Short problem ->
Would it be possible to write out each entry below exactly, without the pictures?

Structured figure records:
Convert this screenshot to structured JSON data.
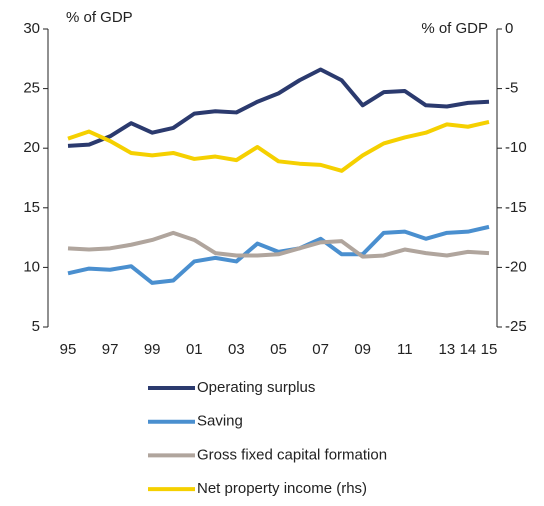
{
  "chart_data": {
    "type": "line",
    "ylabel": "% of GDP",
    "y2label": "% of GDP",
    "categories": [
      "95",
      null,
      "97",
      null,
      "99",
      null,
      "01",
      null,
      "03",
      null,
      "05",
      null,
      "07",
      null,
      "09",
      null,
      "11",
      null,
      "13",
      "14",
      "15"
    ],
    "series": [
      {
        "name": "Operating surplus",
        "color": "#2b3a6e",
        "values": [
          20.2,
          20.3,
          21.0,
          22.1,
          21.3,
          21.7,
          22.9,
          23.1,
          23.0,
          23.9,
          24.6,
          25.7,
          26.6,
          25.7,
          23.6,
          24.7,
          24.8,
          23.6,
          23.5,
          23.8,
          23.9
        ]
      },
      {
        "name": "Saving",
        "color": "#4a8fcf",
        "values": [
          9.5,
          9.9,
          9.8,
          10.1,
          8.7,
          8.9,
          10.5,
          10.8,
          10.5,
          12.0,
          11.3,
          11.6,
          12.4,
          11.1,
          11.1,
          12.9,
          13.0,
          12.4,
          12.9,
          13.0,
          13.4
        ]
      },
      {
        "name": "Gross fixed capital formation",
        "color": "#b0a59d",
        "values": [
          11.6,
          11.5,
          11.6,
          11.9,
          12.3,
          12.9,
          12.3,
          11.2,
          11.0,
          11.0,
          11.1,
          11.6,
          12.1,
          12.2,
          10.9,
          11.0,
          11.5,
          11.2,
          11.0,
          11.3,
          11.2
        ]
      },
      {
        "name": "Net property income (rhs)",
        "color": "#f5d000",
        "axis": "y2",
        "values": [
          -9.2,
          -8.6,
          -9.4,
          -10.4,
          -10.6,
          -10.4,
          -10.9,
          -10.7,
          -11.0,
          -9.9,
          -11.1,
          -11.3,
          -11.4,
          -11.9,
          -10.6,
          -9.6,
          -9.1,
          -8.7,
          -8.0,
          -8.2,
          -7.8
        ]
      }
    ],
    "ylim": [
      5,
      30
    ],
    "yticks": [
      5,
      10,
      15,
      20,
      25,
      30
    ],
    "y2lim": [
      -25,
      0
    ],
    "y2ticks": [
      -25,
      -20,
      -15,
      -10,
      -5,
      0
    ],
    "legend": "bottom"
  }
}
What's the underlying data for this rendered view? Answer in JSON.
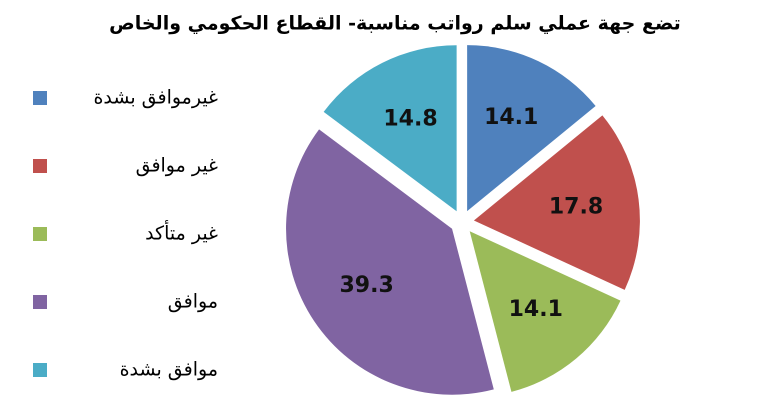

Response for this exercise ->
Convert this screenshot to structured JSON data.
{
  "chart_data": {
    "type": "line",
    "ylabel": "% of GDP",
    "y2label": "% of GDP",
    "categories": [
      "95",
      null,
      "97",
      null,
      "99",
      null,
      "01",
      null,
      "03",
      null,
      "05",
      null,
      "07",
      null,
      "09",
      null,
      "11",
      null,
      "13",
      "14",
      "15"
    ],
    "series": [
      {
        "name": "Operating surplus",
        "color": "#2b3a6e",
        "values": [
          20.2,
          20.3,
          21.0,
          22.1,
          21.3,
          21.7,
          22.9,
          23.1,
          23.0,
          23.9,
          24.6,
          25.7,
          26.6,
          25.7,
          23.6,
          24.7,
          24.8,
          23.6,
          23.5,
          23.8,
          23.9
        ]
      },
      {
        "name": "Saving",
        "color": "#4a8fcf",
        "values": [
          9.5,
          9.9,
          9.8,
          10.1,
          8.7,
          8.9,
          10.5,
          10.8,
          10.5,
          12.0,
          11.3,
          11.6,
          12.4,
          11.1,
          11.1,
          12.9,
          13.0,
          12.4,
          12.9,
          13.0,
          13.4
        ]
      },
      {
        "name": "Gross fixed capital formation",
        "color": "#b0a59d",
        "values": [
          11.6,
          11.5,
          11.6,
          11.9,
          12.3,
          12.9,
          12.3,
          11.2,
          11.0,
          11.0,
          11.1,
          11.6,
          12.1,
          12.2,
          10.9,
          11.0,
          11.5,
          11.2,
          11.0,
          11.3,
          11.2
        ]
      },
      {
        "name": "Net property income (rhs)",
        "color": "#f5d000",
        "axis": "y2",
        "values": [
          -9.2,
          -8.6,
          -9.4,
          -10.4,
          -10.6,
          -10.4,
          -10.9,
          -10.7,
          -11.0,
          -9.9,
          -11.1,
          -11.3,
          -11.4,
          -11.9,
          -10.6,
          -9.6,
          -9.1,
          -8.7,
          -8.0,
          -8.2,
          -7.8
        ]
      }
    ],
    "ylim": [
      5,
      30
    ],
    "yticks": [
      5,
      10,
      15,
      20,
      25,
      30
    ],
    "y2lim": [
      -25,
      0
    ],
    "y2ticks": [
      -25,
      -20,
      -15,
      -10,
      -5,
      0
    ],
    "legend": "bottom"
  }
}
What's the underlying data for this rendered view? Answer in JSON.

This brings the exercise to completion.